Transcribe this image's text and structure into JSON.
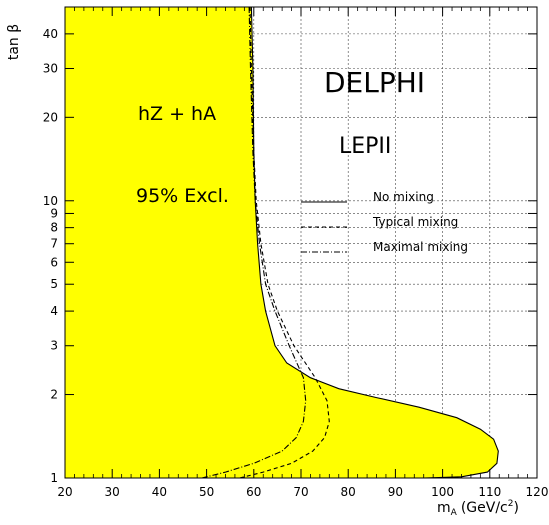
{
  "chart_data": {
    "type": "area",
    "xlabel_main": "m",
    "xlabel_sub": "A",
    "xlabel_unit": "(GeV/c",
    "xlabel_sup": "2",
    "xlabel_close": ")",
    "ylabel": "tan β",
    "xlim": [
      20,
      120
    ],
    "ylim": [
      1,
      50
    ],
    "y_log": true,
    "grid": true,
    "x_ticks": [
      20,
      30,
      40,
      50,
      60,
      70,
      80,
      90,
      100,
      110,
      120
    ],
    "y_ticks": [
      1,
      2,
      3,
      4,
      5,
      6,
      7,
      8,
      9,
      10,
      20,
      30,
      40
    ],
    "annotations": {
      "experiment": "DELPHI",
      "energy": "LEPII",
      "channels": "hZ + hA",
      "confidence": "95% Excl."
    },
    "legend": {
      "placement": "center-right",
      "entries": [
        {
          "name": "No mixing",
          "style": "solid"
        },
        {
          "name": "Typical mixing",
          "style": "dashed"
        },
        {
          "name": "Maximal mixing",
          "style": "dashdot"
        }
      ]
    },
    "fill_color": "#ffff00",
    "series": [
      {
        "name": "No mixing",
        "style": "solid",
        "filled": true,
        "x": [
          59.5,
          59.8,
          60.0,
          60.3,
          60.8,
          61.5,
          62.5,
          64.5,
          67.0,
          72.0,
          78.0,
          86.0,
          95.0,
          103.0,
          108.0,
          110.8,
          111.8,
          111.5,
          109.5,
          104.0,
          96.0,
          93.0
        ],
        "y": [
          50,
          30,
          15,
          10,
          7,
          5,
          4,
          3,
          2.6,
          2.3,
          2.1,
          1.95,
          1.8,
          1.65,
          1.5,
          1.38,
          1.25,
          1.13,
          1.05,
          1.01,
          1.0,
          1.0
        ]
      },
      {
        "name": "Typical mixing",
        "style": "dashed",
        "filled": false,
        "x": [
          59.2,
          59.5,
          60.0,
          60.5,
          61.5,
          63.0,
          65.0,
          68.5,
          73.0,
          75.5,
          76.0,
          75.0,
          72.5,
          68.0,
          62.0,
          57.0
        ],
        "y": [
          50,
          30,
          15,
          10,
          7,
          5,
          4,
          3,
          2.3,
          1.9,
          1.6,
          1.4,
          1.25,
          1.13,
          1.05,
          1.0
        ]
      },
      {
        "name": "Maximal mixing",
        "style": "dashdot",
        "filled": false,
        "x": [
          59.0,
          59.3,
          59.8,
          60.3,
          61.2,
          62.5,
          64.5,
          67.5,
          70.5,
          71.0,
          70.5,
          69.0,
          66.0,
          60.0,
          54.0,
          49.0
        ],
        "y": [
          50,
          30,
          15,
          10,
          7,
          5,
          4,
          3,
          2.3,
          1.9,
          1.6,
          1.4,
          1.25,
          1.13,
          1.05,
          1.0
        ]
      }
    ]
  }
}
□ □ □ □ □ □ □
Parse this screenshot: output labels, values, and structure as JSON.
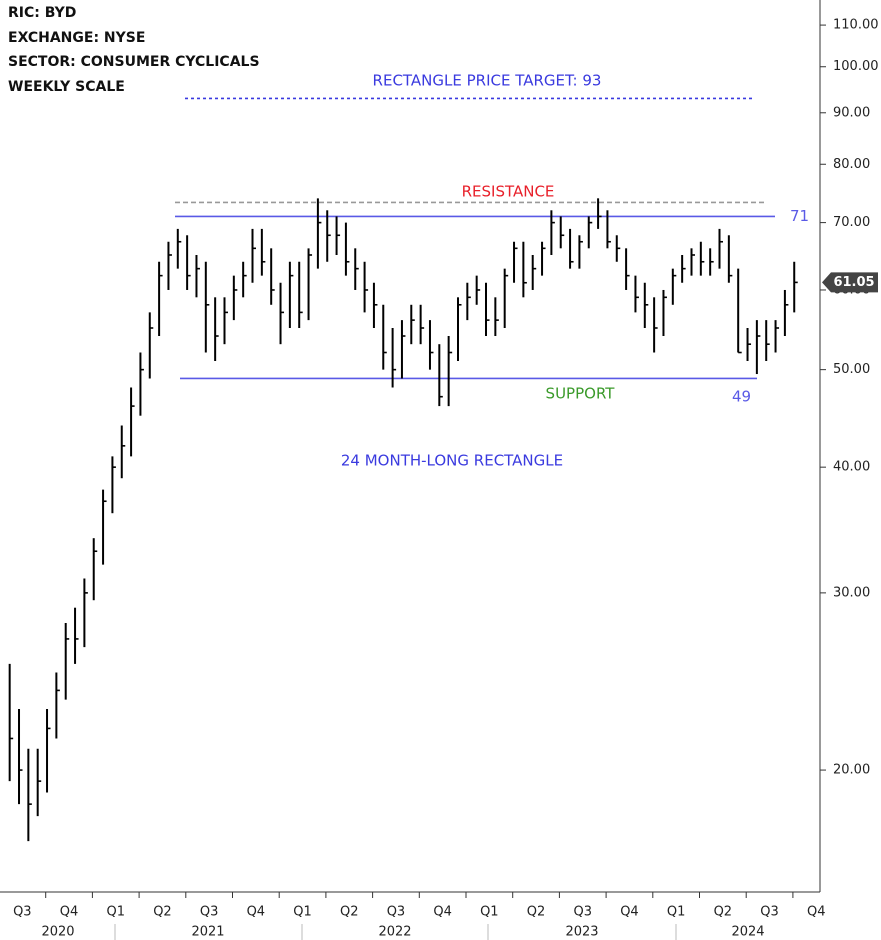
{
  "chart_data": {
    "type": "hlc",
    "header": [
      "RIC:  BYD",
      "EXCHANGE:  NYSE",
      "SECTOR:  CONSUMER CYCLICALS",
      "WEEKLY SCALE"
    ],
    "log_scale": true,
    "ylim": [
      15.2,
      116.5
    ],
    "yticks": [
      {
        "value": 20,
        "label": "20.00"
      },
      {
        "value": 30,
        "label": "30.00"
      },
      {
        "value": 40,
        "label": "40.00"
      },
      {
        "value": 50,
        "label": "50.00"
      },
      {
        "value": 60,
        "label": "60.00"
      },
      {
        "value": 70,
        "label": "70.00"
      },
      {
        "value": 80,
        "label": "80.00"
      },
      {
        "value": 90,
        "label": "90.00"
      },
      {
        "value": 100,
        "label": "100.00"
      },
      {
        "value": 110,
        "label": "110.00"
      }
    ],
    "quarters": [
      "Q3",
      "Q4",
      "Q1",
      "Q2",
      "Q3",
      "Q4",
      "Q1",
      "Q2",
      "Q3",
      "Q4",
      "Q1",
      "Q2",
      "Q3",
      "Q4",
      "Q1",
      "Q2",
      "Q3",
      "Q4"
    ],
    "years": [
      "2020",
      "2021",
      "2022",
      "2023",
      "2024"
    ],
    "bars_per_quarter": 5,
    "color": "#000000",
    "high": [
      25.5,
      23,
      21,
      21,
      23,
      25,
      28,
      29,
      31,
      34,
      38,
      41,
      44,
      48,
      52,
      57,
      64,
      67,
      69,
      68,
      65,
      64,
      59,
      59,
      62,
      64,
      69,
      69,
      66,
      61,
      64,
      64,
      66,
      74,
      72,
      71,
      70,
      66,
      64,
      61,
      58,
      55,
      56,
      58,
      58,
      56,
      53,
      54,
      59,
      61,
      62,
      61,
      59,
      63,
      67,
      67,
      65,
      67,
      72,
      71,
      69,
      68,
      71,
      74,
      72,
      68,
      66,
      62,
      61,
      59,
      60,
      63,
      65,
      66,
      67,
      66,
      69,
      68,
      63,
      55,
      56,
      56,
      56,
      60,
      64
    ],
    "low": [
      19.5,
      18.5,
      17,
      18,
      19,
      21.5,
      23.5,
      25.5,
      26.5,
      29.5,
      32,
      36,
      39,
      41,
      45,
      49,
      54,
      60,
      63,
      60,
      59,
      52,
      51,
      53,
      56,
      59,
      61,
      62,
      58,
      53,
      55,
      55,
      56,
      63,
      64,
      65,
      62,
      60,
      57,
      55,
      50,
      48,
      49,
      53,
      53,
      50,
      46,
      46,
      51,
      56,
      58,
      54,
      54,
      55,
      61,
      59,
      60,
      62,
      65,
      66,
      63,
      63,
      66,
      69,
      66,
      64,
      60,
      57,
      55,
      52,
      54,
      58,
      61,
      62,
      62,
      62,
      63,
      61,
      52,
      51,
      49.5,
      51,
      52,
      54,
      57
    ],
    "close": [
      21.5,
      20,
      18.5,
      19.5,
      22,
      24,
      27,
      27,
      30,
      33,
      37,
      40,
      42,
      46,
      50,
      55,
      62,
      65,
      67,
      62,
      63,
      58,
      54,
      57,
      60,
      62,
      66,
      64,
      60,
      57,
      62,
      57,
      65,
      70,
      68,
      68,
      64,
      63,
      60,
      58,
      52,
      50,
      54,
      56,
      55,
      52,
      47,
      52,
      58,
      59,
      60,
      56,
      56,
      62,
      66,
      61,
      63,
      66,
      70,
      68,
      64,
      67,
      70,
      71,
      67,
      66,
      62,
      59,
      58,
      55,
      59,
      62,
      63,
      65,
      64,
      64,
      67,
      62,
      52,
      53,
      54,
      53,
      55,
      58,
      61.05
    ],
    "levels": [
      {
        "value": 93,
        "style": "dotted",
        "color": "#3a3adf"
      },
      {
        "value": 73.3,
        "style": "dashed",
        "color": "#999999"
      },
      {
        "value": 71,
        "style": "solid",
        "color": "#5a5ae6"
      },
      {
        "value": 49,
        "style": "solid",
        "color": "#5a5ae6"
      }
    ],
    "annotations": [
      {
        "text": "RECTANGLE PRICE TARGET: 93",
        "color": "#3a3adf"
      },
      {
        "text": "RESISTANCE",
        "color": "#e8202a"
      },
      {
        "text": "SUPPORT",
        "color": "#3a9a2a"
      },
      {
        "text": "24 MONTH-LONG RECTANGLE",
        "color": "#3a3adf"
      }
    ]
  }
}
□ □ □ □ □ □ □
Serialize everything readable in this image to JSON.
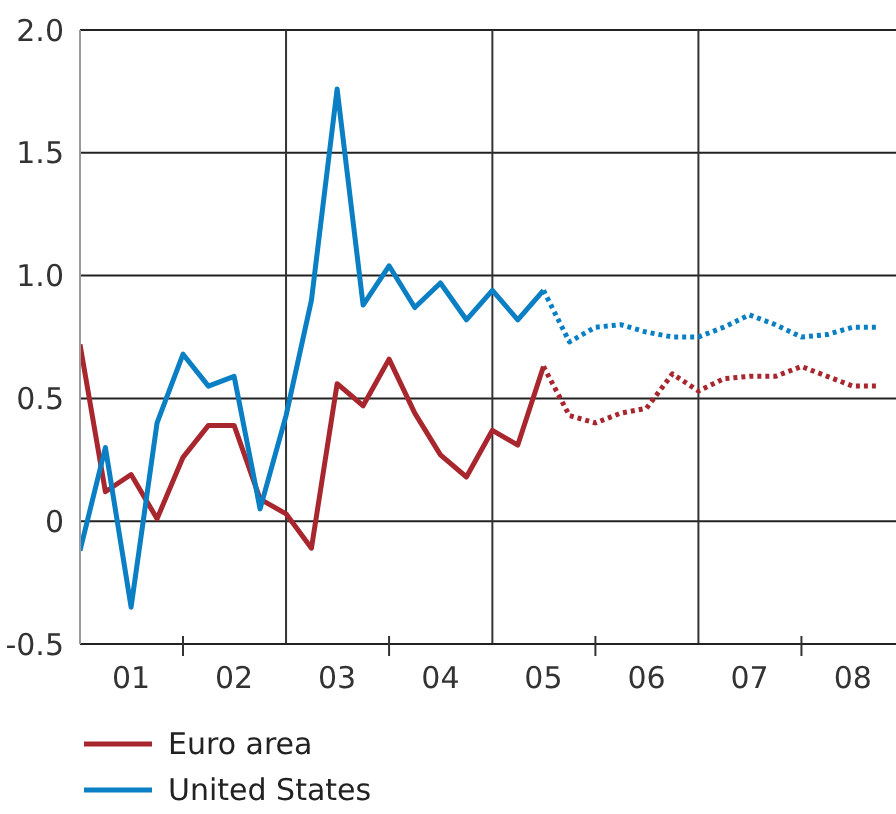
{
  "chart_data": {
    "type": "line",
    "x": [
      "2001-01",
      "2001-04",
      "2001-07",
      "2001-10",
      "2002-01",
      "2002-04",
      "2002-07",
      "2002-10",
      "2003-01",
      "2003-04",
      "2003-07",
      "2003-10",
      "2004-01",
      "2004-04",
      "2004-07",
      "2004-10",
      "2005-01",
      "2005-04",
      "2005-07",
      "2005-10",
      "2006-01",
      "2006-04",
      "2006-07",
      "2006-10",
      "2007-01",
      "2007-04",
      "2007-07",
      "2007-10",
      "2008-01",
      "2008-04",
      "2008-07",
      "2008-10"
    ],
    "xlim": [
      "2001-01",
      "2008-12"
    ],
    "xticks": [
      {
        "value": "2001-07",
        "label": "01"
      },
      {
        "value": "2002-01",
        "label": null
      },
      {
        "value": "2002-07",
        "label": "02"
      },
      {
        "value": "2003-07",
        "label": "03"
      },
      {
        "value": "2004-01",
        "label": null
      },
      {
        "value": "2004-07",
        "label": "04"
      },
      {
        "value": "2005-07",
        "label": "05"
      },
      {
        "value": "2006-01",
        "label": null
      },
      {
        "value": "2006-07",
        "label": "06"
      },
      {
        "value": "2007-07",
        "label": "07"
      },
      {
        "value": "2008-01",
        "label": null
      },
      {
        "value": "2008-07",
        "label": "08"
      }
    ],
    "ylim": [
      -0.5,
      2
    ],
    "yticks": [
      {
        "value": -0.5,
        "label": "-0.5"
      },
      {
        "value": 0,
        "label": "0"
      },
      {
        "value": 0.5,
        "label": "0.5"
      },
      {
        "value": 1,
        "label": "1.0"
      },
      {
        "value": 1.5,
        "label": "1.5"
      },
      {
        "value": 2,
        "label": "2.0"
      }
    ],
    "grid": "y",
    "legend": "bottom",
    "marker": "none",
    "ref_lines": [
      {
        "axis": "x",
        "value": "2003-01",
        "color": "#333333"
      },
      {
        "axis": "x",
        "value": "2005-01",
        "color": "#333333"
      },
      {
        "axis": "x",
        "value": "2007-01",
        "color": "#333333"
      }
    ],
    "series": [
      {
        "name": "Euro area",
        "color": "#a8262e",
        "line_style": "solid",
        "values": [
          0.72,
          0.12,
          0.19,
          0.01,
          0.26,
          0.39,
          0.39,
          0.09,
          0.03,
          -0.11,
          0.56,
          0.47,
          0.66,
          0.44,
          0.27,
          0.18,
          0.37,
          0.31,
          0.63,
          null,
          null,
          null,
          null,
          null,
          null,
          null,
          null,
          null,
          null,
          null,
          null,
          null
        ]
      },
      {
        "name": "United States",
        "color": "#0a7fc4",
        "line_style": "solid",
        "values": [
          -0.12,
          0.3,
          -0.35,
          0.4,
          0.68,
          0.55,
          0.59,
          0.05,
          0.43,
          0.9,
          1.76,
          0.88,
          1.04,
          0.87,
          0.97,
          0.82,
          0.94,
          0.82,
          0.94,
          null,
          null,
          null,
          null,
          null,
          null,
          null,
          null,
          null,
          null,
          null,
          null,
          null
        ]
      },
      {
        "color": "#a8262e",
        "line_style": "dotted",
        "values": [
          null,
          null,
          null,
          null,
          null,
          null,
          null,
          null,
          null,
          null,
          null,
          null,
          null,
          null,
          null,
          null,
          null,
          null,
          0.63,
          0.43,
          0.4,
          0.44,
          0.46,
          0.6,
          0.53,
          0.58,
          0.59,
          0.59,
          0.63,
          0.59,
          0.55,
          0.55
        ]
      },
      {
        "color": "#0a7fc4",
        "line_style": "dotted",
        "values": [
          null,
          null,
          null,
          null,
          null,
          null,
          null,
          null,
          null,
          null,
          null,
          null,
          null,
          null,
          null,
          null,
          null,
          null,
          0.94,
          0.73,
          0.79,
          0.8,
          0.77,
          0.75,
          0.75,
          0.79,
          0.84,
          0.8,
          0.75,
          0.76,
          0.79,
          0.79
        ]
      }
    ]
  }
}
□ □ □ □ □ □ □
[Aim of the exercise]: Return every line containing "structure".

[Expected answer]:
Transcribe this image's text and structure into JSON.
Parse this screenshot: output labels, values, and structure as JSON.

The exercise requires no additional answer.